— Start Excerpted records —
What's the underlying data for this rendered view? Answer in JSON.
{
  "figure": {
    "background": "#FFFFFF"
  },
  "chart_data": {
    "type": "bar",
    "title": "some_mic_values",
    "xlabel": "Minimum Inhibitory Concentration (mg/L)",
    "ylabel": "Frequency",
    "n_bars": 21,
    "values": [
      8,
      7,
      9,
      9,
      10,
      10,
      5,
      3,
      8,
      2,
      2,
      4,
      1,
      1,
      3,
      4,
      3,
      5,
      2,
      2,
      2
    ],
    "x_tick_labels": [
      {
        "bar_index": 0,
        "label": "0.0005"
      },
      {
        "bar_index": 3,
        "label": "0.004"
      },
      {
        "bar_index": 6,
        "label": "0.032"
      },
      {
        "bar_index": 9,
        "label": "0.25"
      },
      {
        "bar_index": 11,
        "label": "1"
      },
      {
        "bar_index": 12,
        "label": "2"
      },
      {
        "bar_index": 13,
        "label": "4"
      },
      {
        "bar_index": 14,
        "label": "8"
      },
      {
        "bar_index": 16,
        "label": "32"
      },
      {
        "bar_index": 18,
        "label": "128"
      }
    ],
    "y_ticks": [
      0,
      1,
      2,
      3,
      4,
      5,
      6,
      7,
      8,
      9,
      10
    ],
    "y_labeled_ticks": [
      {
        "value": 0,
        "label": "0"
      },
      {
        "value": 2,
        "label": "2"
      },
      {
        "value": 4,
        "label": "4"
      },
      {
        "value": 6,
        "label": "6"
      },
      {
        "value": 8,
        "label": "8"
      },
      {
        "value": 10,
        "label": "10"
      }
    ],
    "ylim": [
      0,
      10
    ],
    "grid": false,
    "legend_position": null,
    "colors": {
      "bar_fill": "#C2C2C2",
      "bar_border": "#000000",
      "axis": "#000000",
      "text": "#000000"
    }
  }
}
— End Excerpted records —
Work required ::
Output all of the data again, exactly.

Task answer ::
What's the underlying data for this rendered view? Answer in JSON.
{
  "figure": {
    "background": "#FFFFFF"
  },
  "chart_data": {
    "type": "bar",
    "title": "some_mic_values",
    "xlabel": "Minimum Inhibitory Concentration (mg/L)",
    "ylabel": "Frequency",
    "n_bars": 21,
    "values": [
      8,
      7,
      9,
      9,
      10,
      10,
      5,
      3,
      8,
      2,
      2,
      4,
      1,
      1,
      3,
      4,
      3,
      5,
      2,
      2,
      2
    ],
    "x_tick_labels": [
      {
        "bar_index": 0,
        "label": "0.0005"
      },
      {
        "bar_index": 3,
        "label": "0.004"
      },
      {
        "bar_index": 6,
        "label": "0.032"
      },
      {
        "bar_index": 9,
        "label": "0.25"
      },
      {
        "bar_index": 11,
        "label": "1"
      },
      {
        "bar_index": 12,
        "label": "2"
      },
      {
        "bar_index": 13,
        "label": "4"
      },
      {
        "bar_index": 14,
        "label": "8"
      },
      {
        "bar_index": 16,
        "label": "32"
      },
      {
        "bar_index": 18,
        "label": "128"
      }
    ],
    "y_ticks": [
      0,
      1,
      2,
      3,
      4,
      5,
      6,
      7,
      8,
      9,
      10
    ],
    "y_labeled_ticks": [
      {
        "value": 0,
        "label": "0"
      },
      {
        "value": 2,
        "label": "2"
      },
      {
        "value": 4,
        "label": "4"
      },
      {
        "value": 6,
        "label": "6"
      },
      {
        "value": 8,
        "label": "8"
      },
      {
        "value": 10,
        "label": "10"
      }
    ],
    "ylim": [
      0,
      10
    ],
    "grid": false,
    "legend_position": null,
    "colors": {
      "bar_fill": "#C2C2C2",
      "bar_border": "#000000",
      "axis": "#000000",
      "text": "#000000"
    }
  }
}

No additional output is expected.